What you need to do> Extract the lines beginning at the one that holds "What's the underlying" and ending at the final line of the material below, keeping them exact and leaving out all pictures.

>> START Recorded information

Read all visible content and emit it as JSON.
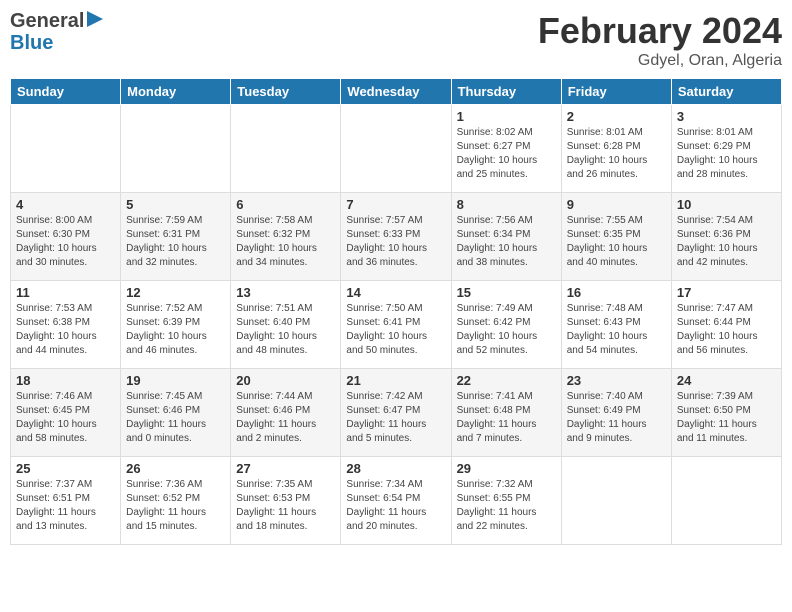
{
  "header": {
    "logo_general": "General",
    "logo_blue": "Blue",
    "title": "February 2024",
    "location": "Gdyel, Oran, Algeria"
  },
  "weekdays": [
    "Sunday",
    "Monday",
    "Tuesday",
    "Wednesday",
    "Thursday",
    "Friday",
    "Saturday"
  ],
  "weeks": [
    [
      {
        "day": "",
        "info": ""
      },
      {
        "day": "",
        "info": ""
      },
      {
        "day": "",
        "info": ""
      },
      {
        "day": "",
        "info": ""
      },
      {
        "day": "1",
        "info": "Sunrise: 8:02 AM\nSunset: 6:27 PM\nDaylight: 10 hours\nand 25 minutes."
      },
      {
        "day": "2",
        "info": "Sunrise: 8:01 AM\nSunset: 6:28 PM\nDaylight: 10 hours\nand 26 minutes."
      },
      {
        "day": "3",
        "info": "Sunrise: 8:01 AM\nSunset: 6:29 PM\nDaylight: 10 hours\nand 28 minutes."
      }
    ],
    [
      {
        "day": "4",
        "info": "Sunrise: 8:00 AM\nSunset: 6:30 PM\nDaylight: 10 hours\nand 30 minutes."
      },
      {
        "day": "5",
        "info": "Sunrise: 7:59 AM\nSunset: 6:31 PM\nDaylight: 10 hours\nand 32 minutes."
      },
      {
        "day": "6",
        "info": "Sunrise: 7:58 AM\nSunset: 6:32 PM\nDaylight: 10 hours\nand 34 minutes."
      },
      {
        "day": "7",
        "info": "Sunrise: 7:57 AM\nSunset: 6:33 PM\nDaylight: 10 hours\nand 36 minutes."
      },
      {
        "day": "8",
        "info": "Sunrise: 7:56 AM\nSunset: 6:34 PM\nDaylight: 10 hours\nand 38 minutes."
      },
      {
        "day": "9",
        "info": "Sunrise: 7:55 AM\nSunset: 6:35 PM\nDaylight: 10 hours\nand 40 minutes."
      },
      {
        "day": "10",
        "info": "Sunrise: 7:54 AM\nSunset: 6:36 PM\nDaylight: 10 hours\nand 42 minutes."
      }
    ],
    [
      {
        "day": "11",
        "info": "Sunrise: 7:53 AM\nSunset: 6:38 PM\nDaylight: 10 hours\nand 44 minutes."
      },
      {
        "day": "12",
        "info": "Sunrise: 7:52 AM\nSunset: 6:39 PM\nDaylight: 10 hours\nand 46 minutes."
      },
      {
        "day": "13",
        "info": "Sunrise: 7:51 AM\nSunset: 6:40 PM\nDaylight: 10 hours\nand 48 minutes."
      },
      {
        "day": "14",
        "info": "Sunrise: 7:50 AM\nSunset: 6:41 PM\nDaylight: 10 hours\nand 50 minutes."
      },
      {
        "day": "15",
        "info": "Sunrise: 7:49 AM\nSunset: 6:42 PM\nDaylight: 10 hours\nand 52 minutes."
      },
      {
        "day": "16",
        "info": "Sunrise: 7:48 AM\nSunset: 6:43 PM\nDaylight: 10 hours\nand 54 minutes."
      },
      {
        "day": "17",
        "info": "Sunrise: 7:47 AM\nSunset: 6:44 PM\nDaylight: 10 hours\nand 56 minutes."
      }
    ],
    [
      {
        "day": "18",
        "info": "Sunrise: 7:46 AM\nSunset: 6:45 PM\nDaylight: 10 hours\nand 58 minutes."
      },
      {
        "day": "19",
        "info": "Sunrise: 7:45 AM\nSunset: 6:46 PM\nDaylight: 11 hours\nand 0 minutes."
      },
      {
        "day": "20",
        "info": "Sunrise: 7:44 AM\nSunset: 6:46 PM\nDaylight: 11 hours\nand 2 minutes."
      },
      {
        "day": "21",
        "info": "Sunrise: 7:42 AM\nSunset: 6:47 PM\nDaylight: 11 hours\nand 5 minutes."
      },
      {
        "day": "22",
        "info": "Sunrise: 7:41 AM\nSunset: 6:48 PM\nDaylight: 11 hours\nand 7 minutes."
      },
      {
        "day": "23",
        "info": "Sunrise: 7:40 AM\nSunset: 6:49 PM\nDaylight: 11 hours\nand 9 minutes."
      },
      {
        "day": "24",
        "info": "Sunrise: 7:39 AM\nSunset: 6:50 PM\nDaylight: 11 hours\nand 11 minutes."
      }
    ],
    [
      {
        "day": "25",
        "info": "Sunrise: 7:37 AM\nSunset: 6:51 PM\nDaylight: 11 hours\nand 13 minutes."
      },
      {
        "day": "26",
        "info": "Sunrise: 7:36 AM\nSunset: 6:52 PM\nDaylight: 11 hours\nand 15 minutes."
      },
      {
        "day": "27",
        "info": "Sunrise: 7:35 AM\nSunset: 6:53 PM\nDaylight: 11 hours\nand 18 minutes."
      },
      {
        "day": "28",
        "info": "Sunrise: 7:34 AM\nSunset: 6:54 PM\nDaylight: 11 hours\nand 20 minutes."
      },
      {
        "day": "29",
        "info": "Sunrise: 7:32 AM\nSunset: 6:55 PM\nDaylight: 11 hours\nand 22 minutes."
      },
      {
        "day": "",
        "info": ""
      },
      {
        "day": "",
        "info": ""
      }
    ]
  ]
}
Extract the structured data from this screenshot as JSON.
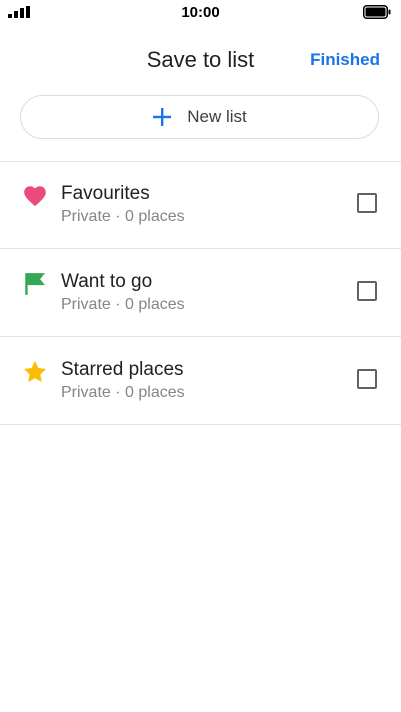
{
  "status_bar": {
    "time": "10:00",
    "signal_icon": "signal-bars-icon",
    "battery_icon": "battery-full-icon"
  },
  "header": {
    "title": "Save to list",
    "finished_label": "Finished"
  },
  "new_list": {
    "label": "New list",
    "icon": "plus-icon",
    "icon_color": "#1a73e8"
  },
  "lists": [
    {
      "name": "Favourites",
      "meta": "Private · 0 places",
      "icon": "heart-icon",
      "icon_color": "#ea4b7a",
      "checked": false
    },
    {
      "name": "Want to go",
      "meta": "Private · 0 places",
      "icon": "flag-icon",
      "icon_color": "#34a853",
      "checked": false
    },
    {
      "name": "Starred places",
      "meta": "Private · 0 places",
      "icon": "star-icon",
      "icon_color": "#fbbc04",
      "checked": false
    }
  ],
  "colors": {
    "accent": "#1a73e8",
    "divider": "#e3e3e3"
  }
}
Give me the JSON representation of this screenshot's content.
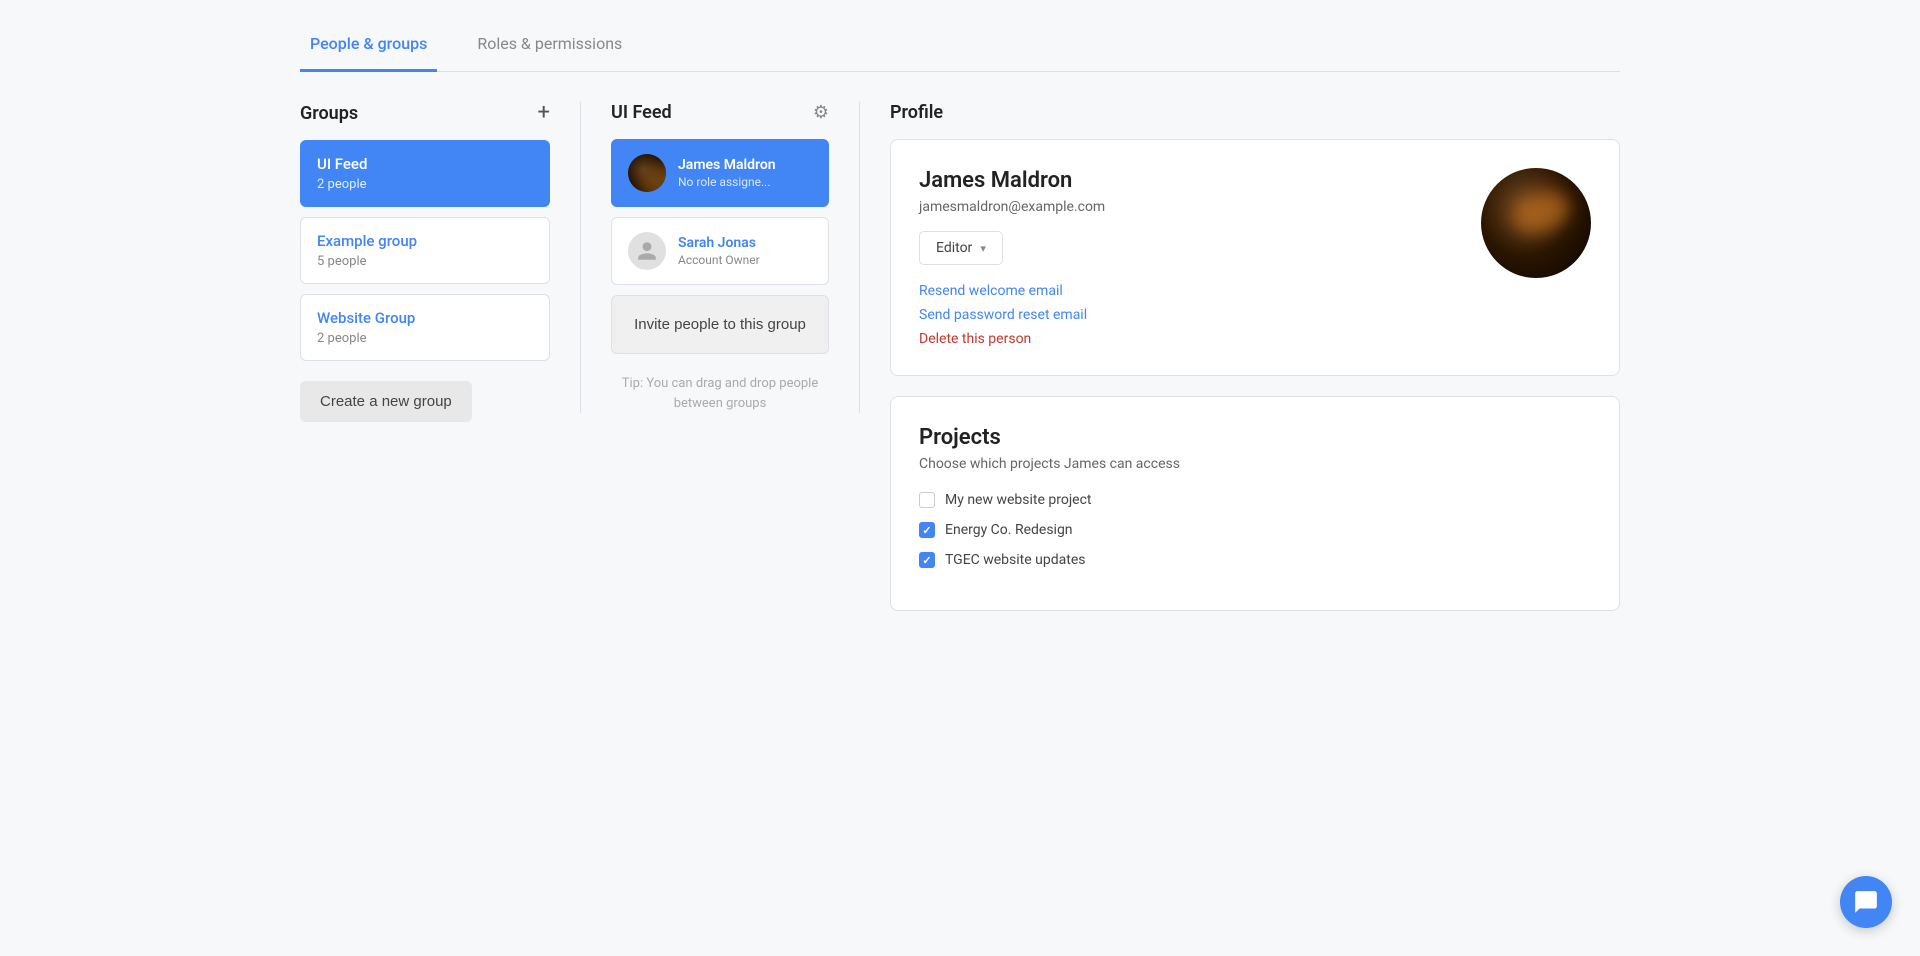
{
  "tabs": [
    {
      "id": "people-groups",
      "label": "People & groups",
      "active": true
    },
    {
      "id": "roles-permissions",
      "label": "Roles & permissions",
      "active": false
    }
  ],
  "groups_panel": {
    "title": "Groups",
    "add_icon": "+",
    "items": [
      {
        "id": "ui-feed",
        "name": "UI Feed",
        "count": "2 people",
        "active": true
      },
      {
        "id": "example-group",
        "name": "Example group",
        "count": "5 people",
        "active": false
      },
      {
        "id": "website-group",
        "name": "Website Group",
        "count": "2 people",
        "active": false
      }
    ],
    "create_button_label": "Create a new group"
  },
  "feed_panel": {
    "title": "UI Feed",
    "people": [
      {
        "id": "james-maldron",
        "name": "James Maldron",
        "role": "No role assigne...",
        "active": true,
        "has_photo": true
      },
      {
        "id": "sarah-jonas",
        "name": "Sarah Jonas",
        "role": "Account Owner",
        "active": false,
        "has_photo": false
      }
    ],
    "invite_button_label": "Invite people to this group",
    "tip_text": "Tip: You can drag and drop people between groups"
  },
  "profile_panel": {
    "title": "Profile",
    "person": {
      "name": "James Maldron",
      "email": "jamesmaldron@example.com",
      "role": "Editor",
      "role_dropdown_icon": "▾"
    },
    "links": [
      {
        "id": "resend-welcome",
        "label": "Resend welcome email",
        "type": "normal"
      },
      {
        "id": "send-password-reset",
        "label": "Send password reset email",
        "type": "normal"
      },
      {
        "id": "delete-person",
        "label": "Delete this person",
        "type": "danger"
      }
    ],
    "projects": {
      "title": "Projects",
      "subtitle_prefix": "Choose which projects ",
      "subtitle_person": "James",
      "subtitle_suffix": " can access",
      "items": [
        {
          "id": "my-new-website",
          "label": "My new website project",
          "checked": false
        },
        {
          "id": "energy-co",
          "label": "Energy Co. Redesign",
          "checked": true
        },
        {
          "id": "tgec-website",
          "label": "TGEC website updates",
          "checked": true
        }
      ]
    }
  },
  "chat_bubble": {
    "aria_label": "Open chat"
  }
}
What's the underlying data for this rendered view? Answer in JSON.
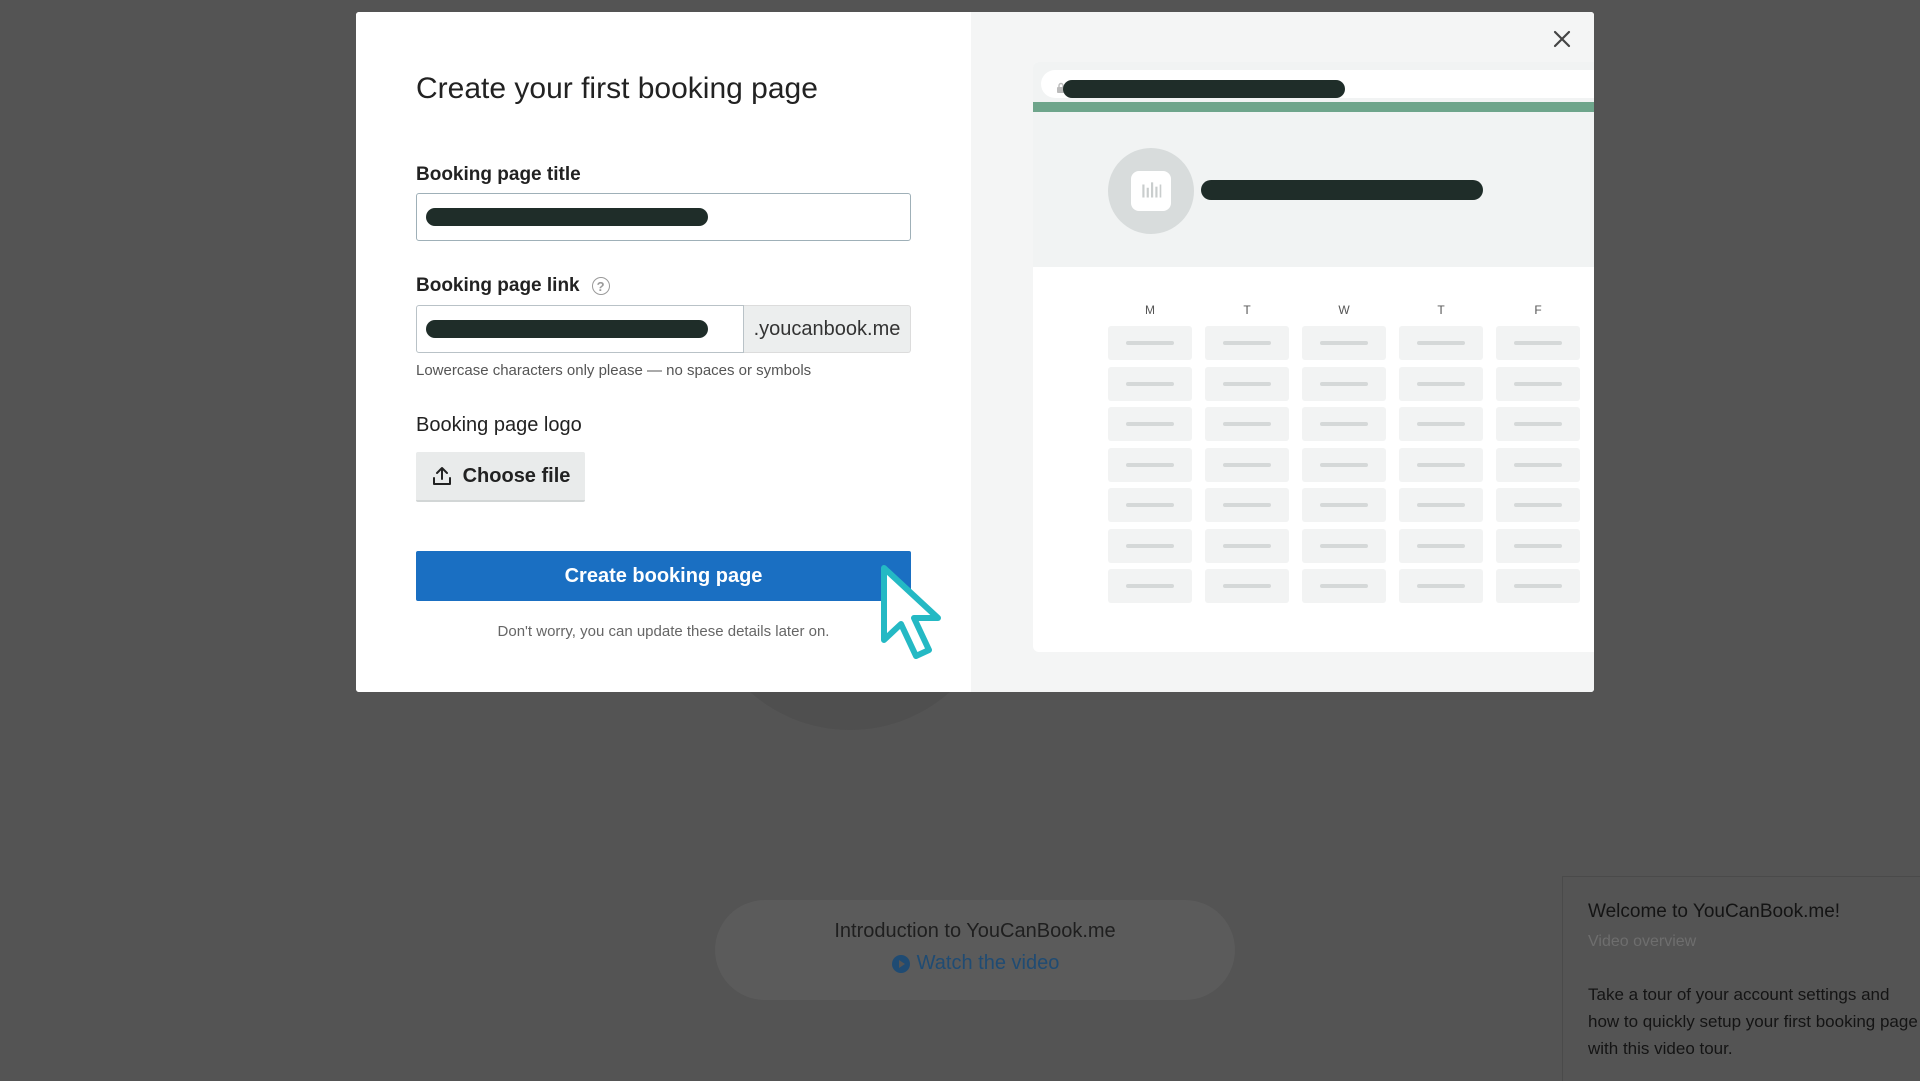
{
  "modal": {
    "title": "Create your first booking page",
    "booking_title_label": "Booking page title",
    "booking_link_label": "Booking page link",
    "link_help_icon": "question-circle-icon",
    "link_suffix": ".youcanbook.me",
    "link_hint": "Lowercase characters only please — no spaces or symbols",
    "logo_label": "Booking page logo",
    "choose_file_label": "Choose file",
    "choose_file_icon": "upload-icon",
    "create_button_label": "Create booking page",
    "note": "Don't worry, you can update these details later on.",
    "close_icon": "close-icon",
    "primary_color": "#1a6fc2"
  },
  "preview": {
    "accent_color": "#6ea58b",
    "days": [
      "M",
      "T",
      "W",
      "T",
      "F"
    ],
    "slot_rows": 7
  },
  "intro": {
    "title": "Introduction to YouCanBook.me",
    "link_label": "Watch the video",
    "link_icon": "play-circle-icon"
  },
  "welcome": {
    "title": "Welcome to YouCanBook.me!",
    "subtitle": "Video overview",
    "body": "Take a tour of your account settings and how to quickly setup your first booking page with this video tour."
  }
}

>> END Recorded information

Result for this task>
What's the underlying data for this rendered view? Answer in JSON.
{
  "modal": {
    "title": "Create your first booking page",
    "booking_title_label": "Booking page title",
    "booking_link_label": "Booking page link",
    "link_help_icon": "question-circle-icon",
    "link_suffix": ".youcanbook.me",
    "link_hint": "Lowercase characters only please — no spaces or symbols",
    "logo_label": "Booking page logo",
    "choose_file_label": "Choose file",
    "choose_file_icon": "upload-icon",
    "create_button_label": "Create booking page",
    "note": "Don't worry, you can update these details later on.",
    "close_icon": "close-icon",
    "primary_color": "#1a6fc2"
  },
  "preview": {
    "accent_color": "#6ea58b",
    "days": [
      "M",
      "T",
      "W",
      "T",
      "F"
    ],
    "slot_rows": 7
  },
  "intro": {
    "title": "Introduction to YouCanBook.me",
    "link_label": "Watch the video",
    "link_icon": "play-circle-icon"
  },
  "welcome": {
    "title": "Welcome to YouCanBook.me!",
    "subtitle": "Video overview",
    "body": "Take a tour of your account settings and how to quickly setup your first booking page with this video tour."
  }
}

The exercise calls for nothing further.